• [Dataset]:
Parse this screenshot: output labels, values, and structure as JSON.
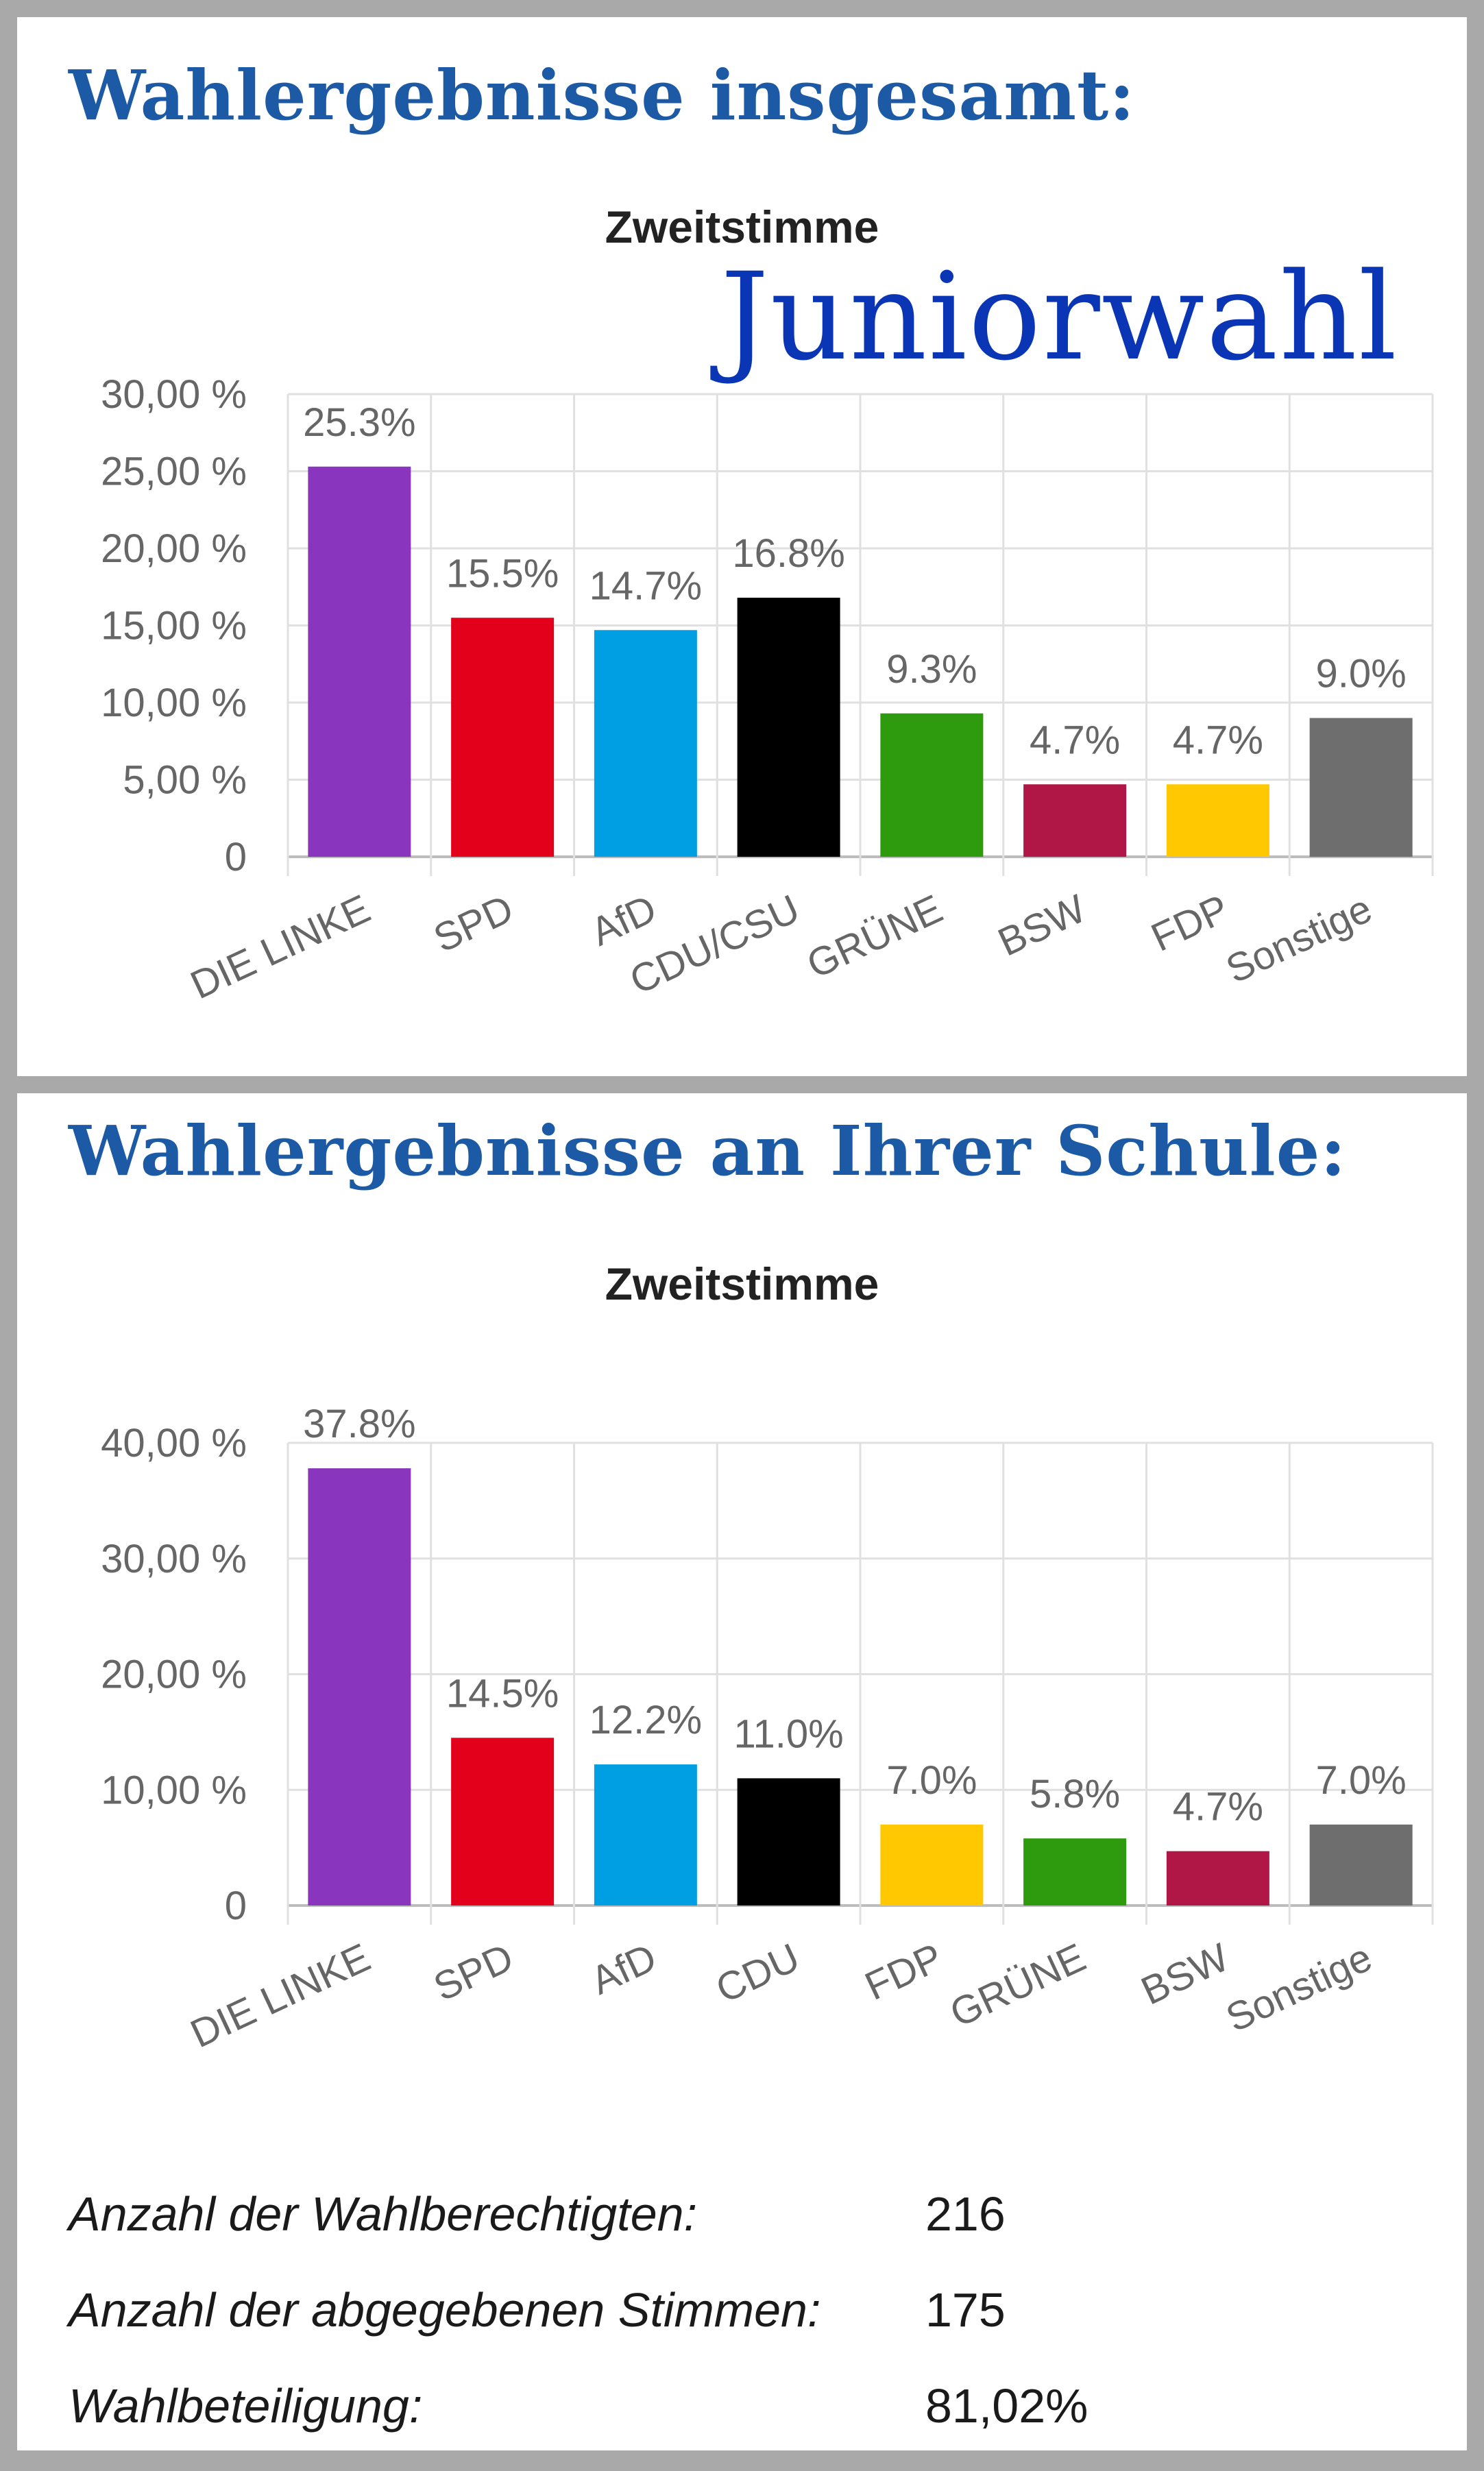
{
  "sections": [
    {
      "title": "Wahlergebnisse insgesamt:",
      "subtitle": "Zweitstimme",
      "overlay": "Juniorwahl"
    },
    {
      "title": "Wahlergebnisse an Ihrer Schule:",
      "subtitle": "Zweitstimme"
    }
  ],
  "chart_data": [
    {
      "type": "bar",
      "title": "Zweitstimme",
      "categories": [
        "DIE LINKE",
        "SPD",
        "AfD",
        "CDU/CSU",
        "GRÜNE",
        "BSW",
        "FDP",
        "Sonstige"
      ],
      "values": [
        25.3,
        15.5,
        14.7,
        16.8,
        9.3,
        4.7,
        4.7,
        9.0
      ],
      "data_labels": [
        "25.3%",
        "15.5%",
        "14.7%",
        "16.8%",
        "9.3%",
        "4.7%",
        "4.7%",
        "9.0%"
      ],
      "colors": [
        "#8a35bd",
        "#e3001b",
        "#009fe3",
        "#000000",
        "#2e9a0e",
        "#b01747",
        "#ffc800",
        "#6e6e6e"
      ],
      "yticks": [
        0,
        5,
        10,
        15,
        20,
        25,
        30
      ],
      "ytick_labels": [
        "0",
        "5,00 %",
        "10,00 %",
        "15,00 %",
        "20,00 %",
        "25,00 %",
        "30,00 %"
      ],
      "ylim": [
        0,
        30
      ],
      "grid": true,
      "legend": "none",
      "xlabel": "",
      "ylabel": ""
    },
    {
      "type": "bar",
      "title": "Zweitstimme",
      "categories": [
        "DIE LINKE",
        "SPD",
        "AfD",
        "CDU",
        "FDP",
        "GRÜNE",
        "BSW",
        "Sonstige"
      ],
      "values": [
        37.8,
        14.5,
        12.2,
        11.0,
        7.0,
        5.8,
        4.7,
        7.0
      ],
      "data_labels": [
        "37.8%",
        "14.5%",
        "12.2%",
        "11.0%",
        "7.0%",
        "5.8%",
        "4.7%",
        "7.0%"
      ],
      "colors": [
        "#8a35bd",
        "#e3001b",
        "#009fe3",
        "#000000",
        "#ffc800",
        "#2e9a0e",
        "#b01747",
        "#6e6e6e"
      ],
      "yticks": [
        0,
        10,
        20,
        30,
        40
      ],
      "ytick_labels": [
        "0",
        "10,00 %",
        "20,00 %",
        "30,00 %",
        "40,00 %"
      ],
      "ylim": [
        0,
        40
      ],
      "grid": true,
      "legend": "none",
      "xlabel": "",
      "ylabel": ""
    }
  ],
  "stats": [
    {
      "label": "Anzahl der Wahlberechtigten:",
      "value": "216"
    },
    {
      "label": "Anzahl der abgegebenen Stimmen:",
      "value": "175"
    },
    {
      "label": "Wahlbeteiligung:",
      "value": "81,02%"
    }
  ]
}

• [What is asked]:
Which lines of the data above contain "Anzahl"? Copy each one.

• [Output for this exercise]:
      "label": "Anzahl der Wahlberechtigten:",
      "label": "Anzahl der abgegebenen Stimmen:",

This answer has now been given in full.